Records that describe figures |
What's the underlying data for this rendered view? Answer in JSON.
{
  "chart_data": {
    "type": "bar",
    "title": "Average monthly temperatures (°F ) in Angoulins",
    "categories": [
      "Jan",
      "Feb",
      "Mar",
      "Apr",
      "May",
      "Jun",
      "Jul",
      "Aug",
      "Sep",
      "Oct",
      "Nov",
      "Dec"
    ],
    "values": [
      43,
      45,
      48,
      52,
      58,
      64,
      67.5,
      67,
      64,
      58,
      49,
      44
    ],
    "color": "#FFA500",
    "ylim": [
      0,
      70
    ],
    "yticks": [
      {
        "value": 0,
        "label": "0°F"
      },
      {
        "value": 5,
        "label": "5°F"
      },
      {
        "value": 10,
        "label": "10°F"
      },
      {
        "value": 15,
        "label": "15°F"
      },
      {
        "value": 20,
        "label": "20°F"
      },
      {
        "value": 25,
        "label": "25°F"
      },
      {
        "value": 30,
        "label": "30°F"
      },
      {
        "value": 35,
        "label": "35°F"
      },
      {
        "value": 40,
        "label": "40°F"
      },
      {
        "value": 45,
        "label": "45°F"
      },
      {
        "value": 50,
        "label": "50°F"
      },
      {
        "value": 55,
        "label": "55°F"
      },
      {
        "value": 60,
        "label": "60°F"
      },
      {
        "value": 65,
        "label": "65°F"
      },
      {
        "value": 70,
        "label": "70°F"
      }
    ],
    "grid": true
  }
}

What the task requires |
From the records above, extract every entry exactly as given.

Reply to the exercise |
What's the underlying data for this rendered view? Answer in JSON.
{
  "chart_data": {
    "type": "bar",
    "title": "Average monthly temperatures (°F ) in Angoulins",
    "categories": [
      "Jan",
      "Feb",
      "Mar",
      "Apr",
      "May",
      "Jun",
      "Jul",
      "Aug",
      "Sep",
      "Oct",
      "Nov",
      "Dec"
    ],
    "values": [
      43,
      45,
      48,
      52,
      58,
      64,
      67.5,
      67,
      64,
      58,
      49,
      44
    ],
    "color": "#FFA500",
    "ylim": [
      0,
      70
    ],
    "yticks": [
      {
        "value": 0,
        "label": "0°F"
      },
      {
        "value": 5,
        "label": "5°F"
      },
      {
        "value": 10,
        "label": "10°F"
      },
      {
        "value": 15,
        "label": "15°F"
      },
      {
        "value": 20,
        "label": "20°F"
      },
      {
        "value": 25,
        "label": "25°F"
      },
      {
        "value": 30,
        "label": "30°F"
      },
      {
        "value": 35,
        "label": "35°F"
      },
      {
        "value": 40,
        "label": "40°F"
      },
      {
        "value": 45,
        "label": "45°F"
      },
      {
        "value": 50,
        "label": "50°F"
      },
      {
        "value": 55,
        "label": "55°F"
      },
      {
        "value": 60,
        "label": "60°F"
      },
      {
        "value": 65,
        "label": "65°F"
      },
      {
        "value": 70,
        "label": "70°F"
      }
    ],
    "grid": true
  }
}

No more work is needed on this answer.